### SET TASK
Write each line word for word, from the line that contains "Convert this document image to plain text." through the last line of the material below.

-=-=-=-=-

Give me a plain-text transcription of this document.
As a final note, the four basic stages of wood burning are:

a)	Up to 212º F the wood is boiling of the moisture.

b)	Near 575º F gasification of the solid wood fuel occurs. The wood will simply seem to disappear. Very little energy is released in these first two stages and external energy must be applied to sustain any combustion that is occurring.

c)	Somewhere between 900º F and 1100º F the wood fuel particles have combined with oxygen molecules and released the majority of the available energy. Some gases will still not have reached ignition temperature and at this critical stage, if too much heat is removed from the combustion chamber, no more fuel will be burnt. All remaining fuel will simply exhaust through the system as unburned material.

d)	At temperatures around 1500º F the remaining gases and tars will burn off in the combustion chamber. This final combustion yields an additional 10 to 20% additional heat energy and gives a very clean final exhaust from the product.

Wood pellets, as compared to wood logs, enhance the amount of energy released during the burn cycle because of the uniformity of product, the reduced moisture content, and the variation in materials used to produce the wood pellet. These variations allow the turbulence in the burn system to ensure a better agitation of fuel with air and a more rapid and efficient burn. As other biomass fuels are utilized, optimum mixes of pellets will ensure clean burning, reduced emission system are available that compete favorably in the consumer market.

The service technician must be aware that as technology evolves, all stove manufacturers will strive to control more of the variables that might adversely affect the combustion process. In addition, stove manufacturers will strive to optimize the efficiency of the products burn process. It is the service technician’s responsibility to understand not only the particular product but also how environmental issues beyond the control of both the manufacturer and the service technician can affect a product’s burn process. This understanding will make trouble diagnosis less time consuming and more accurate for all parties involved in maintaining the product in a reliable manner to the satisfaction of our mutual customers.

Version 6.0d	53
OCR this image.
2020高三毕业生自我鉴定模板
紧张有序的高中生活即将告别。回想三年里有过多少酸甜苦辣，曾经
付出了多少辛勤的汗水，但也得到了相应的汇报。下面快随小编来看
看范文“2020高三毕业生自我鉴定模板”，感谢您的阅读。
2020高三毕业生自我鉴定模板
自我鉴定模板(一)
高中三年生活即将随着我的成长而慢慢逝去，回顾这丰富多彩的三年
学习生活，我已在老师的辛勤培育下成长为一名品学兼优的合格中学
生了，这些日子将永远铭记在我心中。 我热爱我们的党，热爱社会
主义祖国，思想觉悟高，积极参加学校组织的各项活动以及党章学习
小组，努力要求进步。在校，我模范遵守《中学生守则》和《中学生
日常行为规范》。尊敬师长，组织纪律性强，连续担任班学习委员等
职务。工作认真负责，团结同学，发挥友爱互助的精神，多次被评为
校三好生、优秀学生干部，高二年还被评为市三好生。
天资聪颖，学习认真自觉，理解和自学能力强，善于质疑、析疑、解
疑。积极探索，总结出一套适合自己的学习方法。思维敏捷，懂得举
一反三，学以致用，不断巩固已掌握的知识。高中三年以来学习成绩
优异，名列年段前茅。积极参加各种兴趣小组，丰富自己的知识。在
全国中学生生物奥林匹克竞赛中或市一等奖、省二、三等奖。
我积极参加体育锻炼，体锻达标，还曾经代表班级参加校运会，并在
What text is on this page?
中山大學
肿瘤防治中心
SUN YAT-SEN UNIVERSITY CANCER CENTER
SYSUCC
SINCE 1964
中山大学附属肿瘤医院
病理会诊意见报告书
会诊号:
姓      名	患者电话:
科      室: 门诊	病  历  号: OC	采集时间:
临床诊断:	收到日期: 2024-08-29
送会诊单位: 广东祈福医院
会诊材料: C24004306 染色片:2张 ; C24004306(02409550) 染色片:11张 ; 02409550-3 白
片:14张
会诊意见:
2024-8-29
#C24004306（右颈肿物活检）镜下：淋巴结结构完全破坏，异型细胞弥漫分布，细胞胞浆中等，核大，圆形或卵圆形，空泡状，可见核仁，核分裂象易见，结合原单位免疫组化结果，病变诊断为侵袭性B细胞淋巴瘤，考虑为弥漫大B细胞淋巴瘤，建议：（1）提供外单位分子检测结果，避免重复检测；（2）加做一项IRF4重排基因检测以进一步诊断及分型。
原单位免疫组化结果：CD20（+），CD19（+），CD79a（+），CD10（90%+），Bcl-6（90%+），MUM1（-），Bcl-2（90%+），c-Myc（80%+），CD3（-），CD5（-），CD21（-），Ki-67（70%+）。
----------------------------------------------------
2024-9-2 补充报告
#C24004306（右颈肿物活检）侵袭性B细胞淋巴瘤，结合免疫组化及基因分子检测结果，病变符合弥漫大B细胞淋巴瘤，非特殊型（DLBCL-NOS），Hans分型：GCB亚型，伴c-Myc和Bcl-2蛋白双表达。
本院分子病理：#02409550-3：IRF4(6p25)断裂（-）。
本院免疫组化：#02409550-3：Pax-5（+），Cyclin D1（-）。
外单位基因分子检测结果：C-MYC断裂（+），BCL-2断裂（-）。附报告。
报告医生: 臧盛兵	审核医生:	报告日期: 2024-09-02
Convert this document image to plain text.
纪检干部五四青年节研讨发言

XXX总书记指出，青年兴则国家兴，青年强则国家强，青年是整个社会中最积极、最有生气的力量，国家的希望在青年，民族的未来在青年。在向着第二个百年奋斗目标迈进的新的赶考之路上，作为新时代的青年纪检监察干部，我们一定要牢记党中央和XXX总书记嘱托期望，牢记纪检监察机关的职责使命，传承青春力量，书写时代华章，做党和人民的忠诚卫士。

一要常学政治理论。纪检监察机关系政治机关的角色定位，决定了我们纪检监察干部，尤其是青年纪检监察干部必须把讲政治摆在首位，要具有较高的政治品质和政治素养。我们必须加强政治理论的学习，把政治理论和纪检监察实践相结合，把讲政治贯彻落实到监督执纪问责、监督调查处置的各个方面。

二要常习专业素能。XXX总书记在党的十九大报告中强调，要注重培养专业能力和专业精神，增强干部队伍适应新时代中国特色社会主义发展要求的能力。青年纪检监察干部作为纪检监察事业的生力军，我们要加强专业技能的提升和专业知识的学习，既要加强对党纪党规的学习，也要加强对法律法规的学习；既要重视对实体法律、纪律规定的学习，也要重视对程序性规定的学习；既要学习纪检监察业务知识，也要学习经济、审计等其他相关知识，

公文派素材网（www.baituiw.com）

-=-=-=-=-

### SOLUTION
Convert this document image to plain text.
纪检干部五四青年节研讨发言

XXX总书记指出，青年兴则国家兴，青年强则国家强，青年是整个社会中最积极、最有生气的力量，国家的希望在青年，民族的未来在青年。在向着第二个百年奋斗目标迈进的新的赶考之路上，作为新时代的青年纪检监察干部，我们一定要牢记党中央和XXX总书记嘱托期望，牢记纪检监察机关的职责使命，传承青春力量，书写时代华章，做党和人民的忠诚卫士。

一要常学政治理论。纪检监察机关系政治机关的角色定位，决定了我们纪检监察干部，尤其是青年纪检监察干部必须把讲政治摆在首位，要具有较高的政治品质和政治素养。我们必须加强政治理论的学习，把政治理论和纪检监察实践相结合，把讲政治贯彻落实到监督执纪问责、监督调查处置的各个方面。

二要常习专业素能。XXX总书记在党的十九大报告中强调，要注重培养专业能力和专业精神，增强干部队伍适应新时代中国特色社会主义发展要求的能力。青年纪检监察干部作为纪检监察事业的生力军，我们要加强专业技能的提升和专业知识的学习，既要加强对党纪党规的学习，也要加强对法律法规的学习；既要重视对实体法律、纪律规定的学习，也要重视对程序性规定的学习；既要学习纪检监察业务知识，也要学习经济、审计等其他相关知识，

公文派素材网（www.baituiw.com）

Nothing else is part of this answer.